## [What the exercise asks]
Reproduce each line of the material precisely.

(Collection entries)
----------
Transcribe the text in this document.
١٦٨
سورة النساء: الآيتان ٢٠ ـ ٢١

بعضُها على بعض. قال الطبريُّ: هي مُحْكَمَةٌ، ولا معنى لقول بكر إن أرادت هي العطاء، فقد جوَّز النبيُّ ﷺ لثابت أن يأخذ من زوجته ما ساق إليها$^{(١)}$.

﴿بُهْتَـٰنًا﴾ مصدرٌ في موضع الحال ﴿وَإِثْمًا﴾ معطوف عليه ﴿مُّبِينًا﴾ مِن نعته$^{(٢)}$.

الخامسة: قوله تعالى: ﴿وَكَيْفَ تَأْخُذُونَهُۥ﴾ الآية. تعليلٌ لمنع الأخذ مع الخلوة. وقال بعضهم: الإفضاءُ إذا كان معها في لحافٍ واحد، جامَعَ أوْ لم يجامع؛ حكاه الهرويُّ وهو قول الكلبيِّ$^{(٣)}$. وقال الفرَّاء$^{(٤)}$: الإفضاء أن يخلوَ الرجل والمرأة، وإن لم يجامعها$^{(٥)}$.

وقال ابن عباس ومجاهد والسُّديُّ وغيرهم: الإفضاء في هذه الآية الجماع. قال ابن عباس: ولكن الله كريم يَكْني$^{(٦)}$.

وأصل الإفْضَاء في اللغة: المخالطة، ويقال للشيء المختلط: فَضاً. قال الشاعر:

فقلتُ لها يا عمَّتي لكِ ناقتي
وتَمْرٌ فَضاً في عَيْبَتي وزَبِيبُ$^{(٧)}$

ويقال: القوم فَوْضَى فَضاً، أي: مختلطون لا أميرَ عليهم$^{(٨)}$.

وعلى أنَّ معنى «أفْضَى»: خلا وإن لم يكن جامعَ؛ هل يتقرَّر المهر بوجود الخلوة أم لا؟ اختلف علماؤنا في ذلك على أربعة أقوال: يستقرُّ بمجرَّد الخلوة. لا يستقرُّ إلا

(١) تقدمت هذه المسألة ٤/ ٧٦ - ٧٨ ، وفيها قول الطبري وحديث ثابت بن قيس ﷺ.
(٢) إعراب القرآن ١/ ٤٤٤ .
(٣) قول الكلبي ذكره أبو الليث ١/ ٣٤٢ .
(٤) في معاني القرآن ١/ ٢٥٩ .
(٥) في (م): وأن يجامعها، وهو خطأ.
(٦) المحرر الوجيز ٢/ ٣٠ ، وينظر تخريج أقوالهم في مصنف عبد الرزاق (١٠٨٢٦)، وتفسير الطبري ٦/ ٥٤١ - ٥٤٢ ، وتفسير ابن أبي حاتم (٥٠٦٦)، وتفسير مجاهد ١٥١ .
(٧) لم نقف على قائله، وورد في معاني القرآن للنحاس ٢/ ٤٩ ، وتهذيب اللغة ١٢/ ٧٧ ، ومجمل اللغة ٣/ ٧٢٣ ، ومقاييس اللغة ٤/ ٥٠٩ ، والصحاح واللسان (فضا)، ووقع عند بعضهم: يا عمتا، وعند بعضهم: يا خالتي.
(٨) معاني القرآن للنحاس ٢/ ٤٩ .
----------
## [Result for this task]
Transcribe the text in this document.
١٦٨
سورة النساء: الآيتان ٢٠ ـ ٢١

بعضُها على بعض. قال الطبريُّ: هي مُحْكَمَةٌ، ولا معنى لقول بكر إن أرادت هي العطاء، فقد جوَّز النبيُّ ﷺ لثابت أن يأخذ من زوجته ما ساق إليها$^{(١)}$.

﴿بُهْتَـٰنًا﴾ مصدرٌ في موضع الحال ﴿وَإِثْمًا﴾ معطوف عليه ﴿مُّبِينًا﴾ مِن نعته$^{(٢)}$.

الخامسة: قوله تعالى: ﴿وَكَيْفَ تَأْخُذُونَهُۥ﴾ الآية. تعليلٌ لمنع الأخذ مع الخلوة. وقال بعضهم: الإفضاءُ إذا كان معها في لحافٍ واحد، جامَعَ أوْ لم يجامع؛ حكاه الهرويُّ وهو قول الكلبيِّ$^{(٣)}$. وقال الفرَّاء$^{(٤)}$: الإفضاء أن يخلوَ الرجل والمرأة، وإن لم يجامعها$^{(٥)}$.

وقال ابن عباس ومجاهد والسُّديُّ وغيرهم: الإفضاء في هذه الآية الجماع. قال ابن عباس: ولكن الله كريم يَكْني$^{(٦)}$.

وأصل الإفْضَاء في اللغة: المخالطة، ويقال للشيء المختلط: فَضاً. قال الشاعر:

فقلتُ لها يا عمَّتي لكِ ناقتي
وتَمْرٌ فَضاً في عَيْبَتي وزَبِيبُ$^{(٧)}$

ويقال: القوم فَوْضَى فَضاً، أي: مختلطون لا أميرَ عليهم$^{(٨)}$.

وعلى أنَّ معنى «أفْضَى»: خلا وإن لم يكن جامعَ؛ هل يتقرَّر المهر بوجود الخلوة أم لا؟ اختلف علماؤنا في ذلك على أربعة أقوال: يستقرُّ بمجرَّد الخلوة. لا يستقرُّ إلا

(١) تقدمت هذه المسألة ٤/ ٧٦ - ٧٨ ، وفيها قول الطبري وحديث ثابت بن قيس ﷺ.
(٢) إعراب القرآن ١/ ٤٤٤ .
(٣) قول الكلبي ذكره أبو الليث ١/ ٣٤٢ .
(٤) في معاني القرآن ١/ ٢٥٩ .
(٥) في (م): وأن يجامعها، وهو خطأ.
(٦) المحرر الوجيز ٢/ ٣٠ ، وينظر تخريج أقوالهم في مصنف عبد الرزاق (١٠٨٢٦)، وتفسير الطبري ٦/ ٥٤١ - ٥٤٢ ، وتفسير ابن أبي حاتم (٥٠٦٦)، وتفسير مجاهد ١٥١ .
(٧) لم نقف على قائله، وورد في معاني القرآن للنحاس ٢/ ٤٩ ، وتهذيب اللغة ١٢/ ٧٧ ، ومجمل اللغة ٣/ ٧٢٣ ، ومقاييس اللغة ٤/ ٥٠٩ ، والصحاح واللسان (فضا)، ووقع عند بعضهم: يا عمتا، وعند بعضهم: يا خالتي.
(٨) معاني القرآن للنحاس ٢/ ٤٩ .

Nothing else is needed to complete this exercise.